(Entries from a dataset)
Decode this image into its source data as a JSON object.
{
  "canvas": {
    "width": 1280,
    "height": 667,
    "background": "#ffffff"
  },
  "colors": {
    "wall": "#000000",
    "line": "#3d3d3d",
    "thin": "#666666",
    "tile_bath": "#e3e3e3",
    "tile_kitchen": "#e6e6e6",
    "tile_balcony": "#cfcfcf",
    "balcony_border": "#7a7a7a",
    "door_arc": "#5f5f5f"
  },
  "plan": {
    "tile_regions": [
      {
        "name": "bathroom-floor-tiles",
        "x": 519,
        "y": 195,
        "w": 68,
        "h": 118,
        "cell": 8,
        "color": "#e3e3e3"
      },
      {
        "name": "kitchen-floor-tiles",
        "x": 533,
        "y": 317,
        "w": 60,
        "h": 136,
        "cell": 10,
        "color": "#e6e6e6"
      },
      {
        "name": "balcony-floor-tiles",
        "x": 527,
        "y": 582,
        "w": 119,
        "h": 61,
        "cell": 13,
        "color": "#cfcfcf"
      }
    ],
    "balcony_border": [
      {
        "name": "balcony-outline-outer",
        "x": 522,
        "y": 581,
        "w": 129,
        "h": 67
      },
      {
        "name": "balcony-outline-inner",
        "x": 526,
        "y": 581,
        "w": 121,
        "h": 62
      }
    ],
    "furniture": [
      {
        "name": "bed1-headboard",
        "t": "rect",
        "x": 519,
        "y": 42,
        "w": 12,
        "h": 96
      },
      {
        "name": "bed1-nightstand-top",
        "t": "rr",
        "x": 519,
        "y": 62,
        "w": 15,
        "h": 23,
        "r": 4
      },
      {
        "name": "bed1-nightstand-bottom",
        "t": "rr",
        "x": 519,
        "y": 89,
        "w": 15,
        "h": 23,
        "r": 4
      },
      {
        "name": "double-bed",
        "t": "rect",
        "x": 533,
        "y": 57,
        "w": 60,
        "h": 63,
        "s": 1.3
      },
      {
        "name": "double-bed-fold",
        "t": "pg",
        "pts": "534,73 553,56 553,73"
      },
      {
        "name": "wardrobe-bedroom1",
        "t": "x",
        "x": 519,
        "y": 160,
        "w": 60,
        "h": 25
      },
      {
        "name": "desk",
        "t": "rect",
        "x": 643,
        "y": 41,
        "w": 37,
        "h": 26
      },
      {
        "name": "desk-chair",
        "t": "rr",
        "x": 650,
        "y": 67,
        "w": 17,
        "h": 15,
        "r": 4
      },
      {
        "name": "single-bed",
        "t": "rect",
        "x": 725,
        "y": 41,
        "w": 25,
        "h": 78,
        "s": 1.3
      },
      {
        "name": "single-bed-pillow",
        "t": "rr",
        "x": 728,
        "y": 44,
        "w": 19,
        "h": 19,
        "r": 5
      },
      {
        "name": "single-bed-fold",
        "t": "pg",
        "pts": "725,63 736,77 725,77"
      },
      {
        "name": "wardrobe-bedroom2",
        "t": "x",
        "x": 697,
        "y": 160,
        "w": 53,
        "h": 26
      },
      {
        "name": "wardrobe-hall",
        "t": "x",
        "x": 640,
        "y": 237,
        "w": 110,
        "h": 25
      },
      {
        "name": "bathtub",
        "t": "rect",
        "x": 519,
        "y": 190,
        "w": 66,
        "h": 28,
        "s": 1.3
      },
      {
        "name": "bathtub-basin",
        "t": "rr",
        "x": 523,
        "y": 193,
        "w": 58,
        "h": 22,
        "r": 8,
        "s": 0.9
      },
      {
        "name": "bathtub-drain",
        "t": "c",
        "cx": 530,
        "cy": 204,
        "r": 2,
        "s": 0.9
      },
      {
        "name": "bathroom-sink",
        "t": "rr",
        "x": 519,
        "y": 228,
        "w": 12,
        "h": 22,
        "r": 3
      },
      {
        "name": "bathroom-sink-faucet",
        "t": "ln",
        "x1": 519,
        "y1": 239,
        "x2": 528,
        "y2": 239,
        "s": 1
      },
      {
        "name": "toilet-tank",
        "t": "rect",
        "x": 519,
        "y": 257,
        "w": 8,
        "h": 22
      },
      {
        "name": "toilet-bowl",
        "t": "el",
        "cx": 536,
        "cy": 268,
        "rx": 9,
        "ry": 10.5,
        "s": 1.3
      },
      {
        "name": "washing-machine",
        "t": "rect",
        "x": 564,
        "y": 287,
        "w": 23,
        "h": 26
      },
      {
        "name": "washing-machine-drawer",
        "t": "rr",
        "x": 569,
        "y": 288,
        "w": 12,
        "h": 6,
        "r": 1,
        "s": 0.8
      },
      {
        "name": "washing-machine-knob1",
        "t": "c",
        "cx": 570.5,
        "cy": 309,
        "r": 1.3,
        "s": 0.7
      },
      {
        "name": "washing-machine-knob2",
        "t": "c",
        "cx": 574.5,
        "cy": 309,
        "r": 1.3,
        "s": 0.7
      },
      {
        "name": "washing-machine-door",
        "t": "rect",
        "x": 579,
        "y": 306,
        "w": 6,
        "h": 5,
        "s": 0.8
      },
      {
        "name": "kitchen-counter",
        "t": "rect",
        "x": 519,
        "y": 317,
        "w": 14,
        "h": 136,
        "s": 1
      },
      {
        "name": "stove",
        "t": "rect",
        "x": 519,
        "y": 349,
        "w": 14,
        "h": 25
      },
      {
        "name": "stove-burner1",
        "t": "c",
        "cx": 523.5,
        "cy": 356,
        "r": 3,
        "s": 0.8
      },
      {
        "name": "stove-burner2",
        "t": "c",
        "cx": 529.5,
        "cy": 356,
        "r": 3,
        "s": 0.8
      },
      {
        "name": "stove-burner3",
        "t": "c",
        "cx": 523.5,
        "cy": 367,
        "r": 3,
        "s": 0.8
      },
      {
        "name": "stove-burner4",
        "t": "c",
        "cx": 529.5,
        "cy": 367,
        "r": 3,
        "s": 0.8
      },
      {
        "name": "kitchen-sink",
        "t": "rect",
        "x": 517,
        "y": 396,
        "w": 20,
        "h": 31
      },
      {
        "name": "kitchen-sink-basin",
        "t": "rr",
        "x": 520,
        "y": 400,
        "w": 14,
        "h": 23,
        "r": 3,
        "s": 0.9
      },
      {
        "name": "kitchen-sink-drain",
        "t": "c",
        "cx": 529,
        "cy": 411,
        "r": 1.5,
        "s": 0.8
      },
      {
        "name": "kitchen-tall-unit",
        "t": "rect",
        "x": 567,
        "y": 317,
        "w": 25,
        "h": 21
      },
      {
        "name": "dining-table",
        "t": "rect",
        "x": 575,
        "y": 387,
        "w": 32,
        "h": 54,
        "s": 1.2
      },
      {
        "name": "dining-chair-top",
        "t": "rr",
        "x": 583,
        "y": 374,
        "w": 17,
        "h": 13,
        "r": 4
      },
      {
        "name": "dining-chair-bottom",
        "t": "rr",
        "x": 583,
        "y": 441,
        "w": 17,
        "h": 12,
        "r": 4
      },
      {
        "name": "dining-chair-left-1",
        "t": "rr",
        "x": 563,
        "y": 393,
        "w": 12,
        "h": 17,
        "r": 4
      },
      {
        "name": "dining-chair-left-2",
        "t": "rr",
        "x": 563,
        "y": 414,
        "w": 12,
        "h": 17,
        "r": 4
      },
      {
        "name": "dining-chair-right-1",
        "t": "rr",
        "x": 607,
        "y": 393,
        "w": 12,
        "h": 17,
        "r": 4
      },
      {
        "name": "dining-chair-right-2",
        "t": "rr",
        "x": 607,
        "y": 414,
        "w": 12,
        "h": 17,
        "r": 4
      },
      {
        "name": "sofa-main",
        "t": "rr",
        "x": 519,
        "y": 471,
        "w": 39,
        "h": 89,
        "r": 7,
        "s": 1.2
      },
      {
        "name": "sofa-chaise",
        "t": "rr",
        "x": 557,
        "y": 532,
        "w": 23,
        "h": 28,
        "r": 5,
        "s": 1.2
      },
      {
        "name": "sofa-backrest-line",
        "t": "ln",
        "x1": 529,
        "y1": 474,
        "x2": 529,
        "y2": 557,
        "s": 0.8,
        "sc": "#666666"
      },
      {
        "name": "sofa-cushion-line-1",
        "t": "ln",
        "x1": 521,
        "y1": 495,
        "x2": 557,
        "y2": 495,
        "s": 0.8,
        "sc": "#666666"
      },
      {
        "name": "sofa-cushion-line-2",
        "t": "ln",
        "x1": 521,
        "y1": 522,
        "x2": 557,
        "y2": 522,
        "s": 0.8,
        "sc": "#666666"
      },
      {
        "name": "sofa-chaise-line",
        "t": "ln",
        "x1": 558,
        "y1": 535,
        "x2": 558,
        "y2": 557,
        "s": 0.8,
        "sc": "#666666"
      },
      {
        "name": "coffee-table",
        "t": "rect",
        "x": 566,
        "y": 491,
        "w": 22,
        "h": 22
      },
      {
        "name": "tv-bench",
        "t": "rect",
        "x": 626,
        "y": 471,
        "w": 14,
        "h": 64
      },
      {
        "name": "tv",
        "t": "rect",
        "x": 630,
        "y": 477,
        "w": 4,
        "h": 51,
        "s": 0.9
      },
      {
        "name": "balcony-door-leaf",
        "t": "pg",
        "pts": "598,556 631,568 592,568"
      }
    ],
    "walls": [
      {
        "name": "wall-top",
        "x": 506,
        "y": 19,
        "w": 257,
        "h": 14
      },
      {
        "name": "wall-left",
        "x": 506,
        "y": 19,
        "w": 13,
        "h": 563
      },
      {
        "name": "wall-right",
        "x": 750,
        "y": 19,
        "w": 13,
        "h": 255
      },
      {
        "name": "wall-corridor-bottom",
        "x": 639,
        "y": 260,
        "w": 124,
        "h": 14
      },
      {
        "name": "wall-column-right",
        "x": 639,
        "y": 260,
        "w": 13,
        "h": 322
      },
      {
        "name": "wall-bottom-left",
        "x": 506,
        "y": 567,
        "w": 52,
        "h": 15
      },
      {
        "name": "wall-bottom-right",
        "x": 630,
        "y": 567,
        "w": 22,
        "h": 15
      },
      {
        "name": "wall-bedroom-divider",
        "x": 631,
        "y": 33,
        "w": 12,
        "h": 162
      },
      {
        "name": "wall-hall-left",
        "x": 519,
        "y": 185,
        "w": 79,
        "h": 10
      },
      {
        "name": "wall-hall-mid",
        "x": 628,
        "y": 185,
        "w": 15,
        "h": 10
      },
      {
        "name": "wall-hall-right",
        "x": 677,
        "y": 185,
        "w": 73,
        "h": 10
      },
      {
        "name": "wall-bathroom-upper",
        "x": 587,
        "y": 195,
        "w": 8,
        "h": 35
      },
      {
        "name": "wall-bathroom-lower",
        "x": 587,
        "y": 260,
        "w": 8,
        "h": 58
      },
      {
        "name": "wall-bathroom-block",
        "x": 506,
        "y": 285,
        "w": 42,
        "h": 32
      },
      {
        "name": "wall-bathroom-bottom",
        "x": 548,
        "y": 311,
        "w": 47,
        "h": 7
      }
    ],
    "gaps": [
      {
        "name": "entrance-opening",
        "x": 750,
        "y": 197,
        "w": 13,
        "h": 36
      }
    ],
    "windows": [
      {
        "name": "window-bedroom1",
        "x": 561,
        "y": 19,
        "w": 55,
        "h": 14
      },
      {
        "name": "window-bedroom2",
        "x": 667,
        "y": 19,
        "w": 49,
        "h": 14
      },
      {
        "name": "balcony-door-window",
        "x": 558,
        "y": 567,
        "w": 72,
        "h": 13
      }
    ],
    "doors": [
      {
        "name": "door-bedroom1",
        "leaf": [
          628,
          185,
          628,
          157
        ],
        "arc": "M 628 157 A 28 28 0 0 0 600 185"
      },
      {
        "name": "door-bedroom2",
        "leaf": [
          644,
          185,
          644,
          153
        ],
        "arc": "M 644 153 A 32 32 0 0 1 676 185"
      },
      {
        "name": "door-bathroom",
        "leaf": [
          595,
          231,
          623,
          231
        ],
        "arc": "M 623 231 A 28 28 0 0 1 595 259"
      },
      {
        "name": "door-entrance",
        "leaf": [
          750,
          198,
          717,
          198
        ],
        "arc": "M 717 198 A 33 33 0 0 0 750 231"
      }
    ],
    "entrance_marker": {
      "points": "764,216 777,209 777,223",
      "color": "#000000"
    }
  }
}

AIM OF THE TASK:
Find and copy every line in the entries above where the string "drain" occurs.

FINISHED ANSWER:
        "name": "bathtub-drain",
        "name": "kitchen-sink-drain",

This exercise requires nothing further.